[Items from a figure collection]
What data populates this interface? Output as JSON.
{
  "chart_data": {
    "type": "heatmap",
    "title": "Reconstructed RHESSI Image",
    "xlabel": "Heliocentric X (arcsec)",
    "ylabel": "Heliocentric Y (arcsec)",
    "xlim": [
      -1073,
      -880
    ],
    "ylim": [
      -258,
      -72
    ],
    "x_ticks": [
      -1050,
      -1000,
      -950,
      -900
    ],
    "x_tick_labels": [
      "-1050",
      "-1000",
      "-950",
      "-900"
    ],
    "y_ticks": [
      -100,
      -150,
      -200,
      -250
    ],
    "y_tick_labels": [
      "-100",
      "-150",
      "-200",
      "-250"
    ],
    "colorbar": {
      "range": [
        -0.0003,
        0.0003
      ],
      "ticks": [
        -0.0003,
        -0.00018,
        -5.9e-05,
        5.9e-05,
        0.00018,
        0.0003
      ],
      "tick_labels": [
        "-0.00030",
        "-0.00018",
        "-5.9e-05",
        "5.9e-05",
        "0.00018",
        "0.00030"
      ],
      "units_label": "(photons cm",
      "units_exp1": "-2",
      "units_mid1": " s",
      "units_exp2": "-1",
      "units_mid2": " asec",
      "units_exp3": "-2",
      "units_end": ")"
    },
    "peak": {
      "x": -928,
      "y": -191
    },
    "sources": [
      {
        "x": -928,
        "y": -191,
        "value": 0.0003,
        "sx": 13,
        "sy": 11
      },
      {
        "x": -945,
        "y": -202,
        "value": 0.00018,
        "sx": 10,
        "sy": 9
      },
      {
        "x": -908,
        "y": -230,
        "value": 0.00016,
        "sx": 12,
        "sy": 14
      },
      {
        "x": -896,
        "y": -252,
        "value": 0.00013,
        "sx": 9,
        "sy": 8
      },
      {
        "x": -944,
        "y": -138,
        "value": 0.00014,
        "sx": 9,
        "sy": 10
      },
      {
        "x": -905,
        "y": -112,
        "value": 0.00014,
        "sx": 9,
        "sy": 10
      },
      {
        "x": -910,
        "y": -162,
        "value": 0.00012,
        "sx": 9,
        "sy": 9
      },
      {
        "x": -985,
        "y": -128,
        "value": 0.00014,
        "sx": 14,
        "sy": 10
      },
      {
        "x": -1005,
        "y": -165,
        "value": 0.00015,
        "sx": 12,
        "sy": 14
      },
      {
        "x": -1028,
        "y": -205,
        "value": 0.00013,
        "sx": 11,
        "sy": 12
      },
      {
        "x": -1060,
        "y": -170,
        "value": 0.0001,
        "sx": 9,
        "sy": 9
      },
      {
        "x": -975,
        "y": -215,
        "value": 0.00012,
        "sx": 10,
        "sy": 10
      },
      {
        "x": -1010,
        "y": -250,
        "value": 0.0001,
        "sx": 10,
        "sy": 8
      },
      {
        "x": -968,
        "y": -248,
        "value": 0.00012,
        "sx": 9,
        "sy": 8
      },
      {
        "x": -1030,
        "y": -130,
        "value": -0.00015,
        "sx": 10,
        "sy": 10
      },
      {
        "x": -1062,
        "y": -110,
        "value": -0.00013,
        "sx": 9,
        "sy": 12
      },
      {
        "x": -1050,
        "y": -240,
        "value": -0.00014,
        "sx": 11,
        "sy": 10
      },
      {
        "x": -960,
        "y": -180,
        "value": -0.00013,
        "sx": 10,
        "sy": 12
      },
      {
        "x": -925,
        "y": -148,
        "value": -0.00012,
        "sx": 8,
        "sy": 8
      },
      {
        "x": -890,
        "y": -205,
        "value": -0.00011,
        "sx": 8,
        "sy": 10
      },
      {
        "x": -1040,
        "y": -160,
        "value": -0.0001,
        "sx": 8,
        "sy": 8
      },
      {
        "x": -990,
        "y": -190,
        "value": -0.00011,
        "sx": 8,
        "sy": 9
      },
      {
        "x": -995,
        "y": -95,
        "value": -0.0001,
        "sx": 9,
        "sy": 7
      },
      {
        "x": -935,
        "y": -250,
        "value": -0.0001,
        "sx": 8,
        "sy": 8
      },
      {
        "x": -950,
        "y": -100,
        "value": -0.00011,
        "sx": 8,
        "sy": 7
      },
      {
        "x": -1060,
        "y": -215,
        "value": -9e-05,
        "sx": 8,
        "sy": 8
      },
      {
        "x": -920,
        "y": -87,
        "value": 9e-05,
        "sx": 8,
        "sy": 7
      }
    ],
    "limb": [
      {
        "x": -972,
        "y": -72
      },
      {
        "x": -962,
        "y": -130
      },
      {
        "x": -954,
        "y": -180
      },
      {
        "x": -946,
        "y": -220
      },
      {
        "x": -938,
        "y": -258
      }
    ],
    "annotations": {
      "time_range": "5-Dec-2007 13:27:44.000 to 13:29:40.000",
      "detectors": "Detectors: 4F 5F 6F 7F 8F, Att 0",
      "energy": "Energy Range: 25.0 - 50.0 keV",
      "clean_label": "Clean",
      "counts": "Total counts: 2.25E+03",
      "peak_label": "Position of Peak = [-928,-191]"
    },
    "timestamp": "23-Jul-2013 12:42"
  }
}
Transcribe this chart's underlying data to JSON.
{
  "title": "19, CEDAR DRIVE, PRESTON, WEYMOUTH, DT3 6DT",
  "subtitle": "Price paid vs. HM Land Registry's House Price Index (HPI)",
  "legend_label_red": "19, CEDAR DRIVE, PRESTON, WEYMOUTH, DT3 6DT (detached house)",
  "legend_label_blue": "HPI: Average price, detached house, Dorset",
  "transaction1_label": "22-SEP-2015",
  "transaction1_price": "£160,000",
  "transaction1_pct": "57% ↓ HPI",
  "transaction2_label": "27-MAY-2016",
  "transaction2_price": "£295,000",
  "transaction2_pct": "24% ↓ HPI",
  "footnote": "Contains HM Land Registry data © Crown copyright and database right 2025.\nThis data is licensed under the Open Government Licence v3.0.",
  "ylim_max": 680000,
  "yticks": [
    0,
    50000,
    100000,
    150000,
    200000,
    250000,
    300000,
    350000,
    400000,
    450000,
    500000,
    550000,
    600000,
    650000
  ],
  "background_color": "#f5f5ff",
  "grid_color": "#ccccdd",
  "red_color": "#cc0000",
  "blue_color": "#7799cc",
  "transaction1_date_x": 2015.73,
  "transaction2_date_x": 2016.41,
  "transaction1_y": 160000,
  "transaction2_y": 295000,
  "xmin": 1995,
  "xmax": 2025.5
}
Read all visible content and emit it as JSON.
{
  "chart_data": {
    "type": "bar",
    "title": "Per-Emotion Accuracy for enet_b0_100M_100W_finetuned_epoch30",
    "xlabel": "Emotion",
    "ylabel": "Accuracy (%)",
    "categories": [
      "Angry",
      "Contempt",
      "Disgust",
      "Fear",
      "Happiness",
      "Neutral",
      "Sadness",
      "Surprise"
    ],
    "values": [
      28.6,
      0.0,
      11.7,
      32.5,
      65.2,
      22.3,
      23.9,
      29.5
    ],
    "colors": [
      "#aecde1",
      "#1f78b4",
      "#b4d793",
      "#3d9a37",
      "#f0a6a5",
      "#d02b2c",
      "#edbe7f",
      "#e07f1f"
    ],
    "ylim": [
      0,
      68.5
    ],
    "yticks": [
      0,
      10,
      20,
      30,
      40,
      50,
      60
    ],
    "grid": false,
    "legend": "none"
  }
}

GOAL OF THE EXERCISE:
Each line from the one containing "Transcribe this chart's" to the final line of the entries above must be returned exactly, and no other line may appear.

COMPLETED EXERCISE:
Transcribe this chart's underlying data to JSON.
{
  "title": "19, CEDAR DRIVE, PRESTON, WEYMOUTH, DT3 6DT",
  "subtitle": "Price paid vs. HM Land Registry's House Price Index (HPI)",
  "legend_label_red": "19, CEDAR DRIVE, PRESTON, WEYMOUTH, DT3 6DT (detached house)",
  "legend_label_blue": "HPI: Average price, detached house, Dorset",
  "transaction1_label": "22-SEP-2015",
  "transaction1_price": "£160,000",
  "transaction1_pct": "57% ↓ HPI",
  "transaction2_label": "27-MAY-2016",
  "transaction2_price": "£295,000",
  "transaction2_pct": "24% ↓ HPI",
  "footnote": "Contains HM Land Registry data © Crown copyright and database right 2025.\nThis data is licensed under the Open Government Licence v3.0.",
  "ylim_max": 680000,
  "yticks": [
    0,
    50000,
    100000,
    150000,
    200000,
    250000,
    300000,
    350000,
    400000,
    450000,
    500000,
    550000,
    600000,
    650000
  ],
  "background_color": "#f5f5ff",
  "grid_color": "#ccccdd",
  "red_color": "#cc0000",
  "blue_color": "#7799cc",
  "transaction1_date_x": 2015.73,
  "transaction2_date_x": 2016.41,
  "transaction1_y": 160000,
  "transaction2_y": 295000,
  "xmin": 1995,
  "xmax": 2025.5
}
Read all visible content and emit it as JSON.
{
  "chart_data": {
    "type": "bar",
    "title": "Per-Emotion Accuracy for enet_b0_100M_100W_finetuned_epoch30",
    "xlabel": "Emotion",
    "ylabel": "Accuracy (%)",
    "categories": [
      "Angry",
      "Contempt",
      "Disgust",
      "Fear",
      "Happiness",
      "Neutral",
      "Sadness",
      "Surprise"
    ],
    "values": [
      28.6,
      0.0,
      11.7,
      32.5,
      65.2,
      22.3,
      23.9,
      29.5
    ],
    "colors": [
      "#aecde1",
      "#1f78b4",
      "#b4d793",
      "#3d9a37",
      "#f0a6a5",
      "#d02b2c",
      "#edbe7f",
      "#e07f1f"
    ],
    "ylim": [
      0,
      68.5
    ],
    "yticks": [
      0,
      10,
      20,
      30,
      40,
      50,
      60
    ],
    "grid": false,
    "legend": "none"
  }
}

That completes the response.